EXERCISE DIRECTIONS => Copy each line of the entries that contains the word "ский".

··· DATA SHOWN

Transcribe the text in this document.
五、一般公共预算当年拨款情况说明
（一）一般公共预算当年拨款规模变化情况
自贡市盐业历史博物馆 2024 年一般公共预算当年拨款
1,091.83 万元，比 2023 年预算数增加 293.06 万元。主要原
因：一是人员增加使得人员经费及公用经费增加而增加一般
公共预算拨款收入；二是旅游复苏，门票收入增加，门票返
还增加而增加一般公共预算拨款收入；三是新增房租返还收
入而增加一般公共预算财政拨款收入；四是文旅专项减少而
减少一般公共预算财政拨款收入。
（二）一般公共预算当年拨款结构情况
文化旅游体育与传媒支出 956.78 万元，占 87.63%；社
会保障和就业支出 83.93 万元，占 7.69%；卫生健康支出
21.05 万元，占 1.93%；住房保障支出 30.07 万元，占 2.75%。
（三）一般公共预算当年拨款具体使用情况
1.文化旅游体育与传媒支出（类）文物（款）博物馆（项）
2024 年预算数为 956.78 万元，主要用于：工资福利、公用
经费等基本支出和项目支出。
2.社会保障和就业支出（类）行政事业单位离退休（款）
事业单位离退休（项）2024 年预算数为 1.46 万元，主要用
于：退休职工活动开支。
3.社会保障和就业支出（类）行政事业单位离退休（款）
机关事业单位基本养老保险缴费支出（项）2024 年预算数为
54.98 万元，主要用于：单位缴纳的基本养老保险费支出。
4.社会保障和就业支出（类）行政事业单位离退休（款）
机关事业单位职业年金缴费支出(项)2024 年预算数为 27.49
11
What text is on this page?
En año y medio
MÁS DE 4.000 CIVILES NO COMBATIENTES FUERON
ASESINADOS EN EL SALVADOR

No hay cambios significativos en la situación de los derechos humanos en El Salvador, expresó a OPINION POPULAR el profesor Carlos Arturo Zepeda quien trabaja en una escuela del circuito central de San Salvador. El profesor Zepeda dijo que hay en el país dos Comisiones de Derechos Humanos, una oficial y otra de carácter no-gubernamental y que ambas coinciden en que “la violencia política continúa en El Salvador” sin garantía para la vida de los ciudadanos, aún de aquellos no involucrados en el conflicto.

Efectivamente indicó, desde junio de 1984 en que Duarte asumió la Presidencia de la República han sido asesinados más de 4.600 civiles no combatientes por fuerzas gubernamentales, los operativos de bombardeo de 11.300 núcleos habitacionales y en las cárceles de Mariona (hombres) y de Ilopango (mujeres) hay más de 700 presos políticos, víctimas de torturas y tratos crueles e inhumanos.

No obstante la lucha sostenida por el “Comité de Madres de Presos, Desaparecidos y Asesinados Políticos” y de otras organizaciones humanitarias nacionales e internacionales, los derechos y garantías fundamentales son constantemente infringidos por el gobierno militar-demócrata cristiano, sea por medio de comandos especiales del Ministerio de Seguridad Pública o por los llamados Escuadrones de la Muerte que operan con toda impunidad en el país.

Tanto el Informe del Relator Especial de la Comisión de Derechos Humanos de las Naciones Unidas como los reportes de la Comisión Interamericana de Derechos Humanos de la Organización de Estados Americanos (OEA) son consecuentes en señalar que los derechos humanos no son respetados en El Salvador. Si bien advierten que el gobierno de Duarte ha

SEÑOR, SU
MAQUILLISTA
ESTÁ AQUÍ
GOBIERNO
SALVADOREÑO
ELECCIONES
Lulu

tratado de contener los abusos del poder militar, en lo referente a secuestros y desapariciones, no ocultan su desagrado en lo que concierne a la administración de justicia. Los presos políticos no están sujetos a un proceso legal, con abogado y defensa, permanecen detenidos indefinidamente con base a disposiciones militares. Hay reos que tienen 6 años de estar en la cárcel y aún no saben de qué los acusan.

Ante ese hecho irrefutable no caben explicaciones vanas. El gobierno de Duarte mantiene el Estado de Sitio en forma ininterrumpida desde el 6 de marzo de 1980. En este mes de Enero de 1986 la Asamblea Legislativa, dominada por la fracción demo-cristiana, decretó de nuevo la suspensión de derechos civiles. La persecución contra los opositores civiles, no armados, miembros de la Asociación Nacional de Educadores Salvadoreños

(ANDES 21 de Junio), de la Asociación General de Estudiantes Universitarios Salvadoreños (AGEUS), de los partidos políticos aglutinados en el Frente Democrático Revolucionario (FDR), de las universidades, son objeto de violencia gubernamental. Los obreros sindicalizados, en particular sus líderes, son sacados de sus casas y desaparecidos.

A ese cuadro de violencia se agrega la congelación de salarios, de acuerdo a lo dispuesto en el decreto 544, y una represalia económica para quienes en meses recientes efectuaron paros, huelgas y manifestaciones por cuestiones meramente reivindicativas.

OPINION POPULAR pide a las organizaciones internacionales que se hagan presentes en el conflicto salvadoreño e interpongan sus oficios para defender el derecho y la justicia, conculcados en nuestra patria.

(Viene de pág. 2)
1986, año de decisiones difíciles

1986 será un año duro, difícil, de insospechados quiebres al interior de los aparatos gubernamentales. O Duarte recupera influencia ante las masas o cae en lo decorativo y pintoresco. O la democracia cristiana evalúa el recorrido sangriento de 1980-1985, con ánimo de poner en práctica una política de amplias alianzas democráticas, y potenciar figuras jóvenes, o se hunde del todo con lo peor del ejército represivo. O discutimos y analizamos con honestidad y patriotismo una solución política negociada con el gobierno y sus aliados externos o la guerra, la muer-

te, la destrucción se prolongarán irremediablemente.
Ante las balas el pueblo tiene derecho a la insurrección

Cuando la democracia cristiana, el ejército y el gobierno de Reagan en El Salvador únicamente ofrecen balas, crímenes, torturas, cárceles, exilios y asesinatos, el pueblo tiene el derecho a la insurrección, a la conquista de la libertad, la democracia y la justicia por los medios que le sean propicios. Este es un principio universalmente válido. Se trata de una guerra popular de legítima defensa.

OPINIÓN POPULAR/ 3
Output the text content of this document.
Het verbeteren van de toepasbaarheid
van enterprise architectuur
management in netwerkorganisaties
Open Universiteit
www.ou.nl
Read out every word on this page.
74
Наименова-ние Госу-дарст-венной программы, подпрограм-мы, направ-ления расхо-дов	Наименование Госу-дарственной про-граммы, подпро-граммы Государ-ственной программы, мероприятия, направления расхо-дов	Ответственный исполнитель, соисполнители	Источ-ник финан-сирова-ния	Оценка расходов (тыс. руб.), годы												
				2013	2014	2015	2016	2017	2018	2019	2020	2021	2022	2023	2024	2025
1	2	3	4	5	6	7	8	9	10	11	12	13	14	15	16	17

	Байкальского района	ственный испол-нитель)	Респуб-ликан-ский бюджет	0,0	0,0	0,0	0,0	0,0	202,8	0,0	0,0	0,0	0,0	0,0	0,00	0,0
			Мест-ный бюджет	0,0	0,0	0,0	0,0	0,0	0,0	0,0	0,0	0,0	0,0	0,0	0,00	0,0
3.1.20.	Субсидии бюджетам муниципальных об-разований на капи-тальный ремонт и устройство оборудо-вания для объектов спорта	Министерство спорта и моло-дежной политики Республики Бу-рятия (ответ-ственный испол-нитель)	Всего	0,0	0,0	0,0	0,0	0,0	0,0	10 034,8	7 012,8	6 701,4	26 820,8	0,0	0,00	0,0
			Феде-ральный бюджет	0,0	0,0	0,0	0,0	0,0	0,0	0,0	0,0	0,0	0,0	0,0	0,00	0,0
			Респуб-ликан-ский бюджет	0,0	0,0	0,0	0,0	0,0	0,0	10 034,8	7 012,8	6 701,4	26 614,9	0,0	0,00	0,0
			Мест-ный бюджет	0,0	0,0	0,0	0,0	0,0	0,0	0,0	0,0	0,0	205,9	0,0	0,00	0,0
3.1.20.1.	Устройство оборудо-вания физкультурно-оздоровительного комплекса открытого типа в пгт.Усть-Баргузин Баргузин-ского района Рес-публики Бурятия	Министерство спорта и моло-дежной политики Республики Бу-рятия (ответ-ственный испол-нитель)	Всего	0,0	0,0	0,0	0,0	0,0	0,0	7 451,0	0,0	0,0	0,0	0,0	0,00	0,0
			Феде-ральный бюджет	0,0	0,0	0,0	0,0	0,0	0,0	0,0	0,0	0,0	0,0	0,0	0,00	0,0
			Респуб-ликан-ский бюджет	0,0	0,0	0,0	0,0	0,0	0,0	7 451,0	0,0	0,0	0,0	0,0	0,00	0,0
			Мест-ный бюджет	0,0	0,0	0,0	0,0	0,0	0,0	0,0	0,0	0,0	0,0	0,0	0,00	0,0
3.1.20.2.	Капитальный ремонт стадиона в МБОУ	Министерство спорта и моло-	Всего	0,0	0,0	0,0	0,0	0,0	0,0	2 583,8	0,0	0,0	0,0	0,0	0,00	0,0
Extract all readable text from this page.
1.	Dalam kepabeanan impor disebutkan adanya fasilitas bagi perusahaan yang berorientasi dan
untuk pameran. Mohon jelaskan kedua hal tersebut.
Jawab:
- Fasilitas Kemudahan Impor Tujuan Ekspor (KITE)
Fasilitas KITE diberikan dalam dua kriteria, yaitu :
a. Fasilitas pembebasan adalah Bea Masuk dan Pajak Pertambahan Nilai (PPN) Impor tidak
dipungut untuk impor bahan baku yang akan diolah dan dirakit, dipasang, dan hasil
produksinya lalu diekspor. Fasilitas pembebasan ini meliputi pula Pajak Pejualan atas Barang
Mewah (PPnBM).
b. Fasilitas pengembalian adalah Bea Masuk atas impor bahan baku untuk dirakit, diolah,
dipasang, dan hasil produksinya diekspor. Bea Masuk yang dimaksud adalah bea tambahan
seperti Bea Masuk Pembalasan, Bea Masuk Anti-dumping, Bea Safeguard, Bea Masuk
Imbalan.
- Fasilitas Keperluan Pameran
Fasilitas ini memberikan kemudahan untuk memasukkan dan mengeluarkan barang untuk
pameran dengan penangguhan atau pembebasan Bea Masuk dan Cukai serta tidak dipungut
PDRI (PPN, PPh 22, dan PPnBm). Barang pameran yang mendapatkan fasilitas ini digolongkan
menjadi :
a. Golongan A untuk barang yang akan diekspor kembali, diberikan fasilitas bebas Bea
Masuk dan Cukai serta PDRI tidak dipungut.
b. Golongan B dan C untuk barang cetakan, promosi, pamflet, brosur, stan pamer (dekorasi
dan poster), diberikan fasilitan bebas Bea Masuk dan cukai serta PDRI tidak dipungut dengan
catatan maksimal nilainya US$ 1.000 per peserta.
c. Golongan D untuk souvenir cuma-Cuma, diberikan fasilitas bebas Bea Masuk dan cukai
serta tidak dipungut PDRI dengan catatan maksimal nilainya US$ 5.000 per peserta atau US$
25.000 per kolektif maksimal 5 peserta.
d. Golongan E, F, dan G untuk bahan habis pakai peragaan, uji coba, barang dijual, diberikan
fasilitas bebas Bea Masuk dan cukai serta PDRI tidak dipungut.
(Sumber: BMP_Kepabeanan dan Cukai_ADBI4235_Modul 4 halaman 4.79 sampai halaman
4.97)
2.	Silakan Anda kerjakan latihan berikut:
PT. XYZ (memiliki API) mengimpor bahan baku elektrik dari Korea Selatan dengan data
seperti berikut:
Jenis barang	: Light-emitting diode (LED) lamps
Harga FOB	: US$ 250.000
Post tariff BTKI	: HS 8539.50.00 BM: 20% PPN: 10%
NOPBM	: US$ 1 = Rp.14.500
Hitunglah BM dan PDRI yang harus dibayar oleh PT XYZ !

······

ANSWER TO THE EXERCISE =>
	Байкальского района	ственный испол-нитель)	Респуб-ликан-ский бюджет	0,0	0,0	0,0	0,0	0,0	202,8	0,0	0,0	0,0	0,0	0,0	0,00	0,0
			Респуб-ликан-ский бюджет	0,0	0,0	0,0	0,0	0,0	0,0	10 034,8	7 012,8	6 701,4	26 614,9	0,0	0,00	0,0
			Респуб-ликан-ский бюджет	0,0	0,0	0,0	0,0	0,0	0,0	7 451,0	0,0	0,0	0,0	0,0	0,00	0,0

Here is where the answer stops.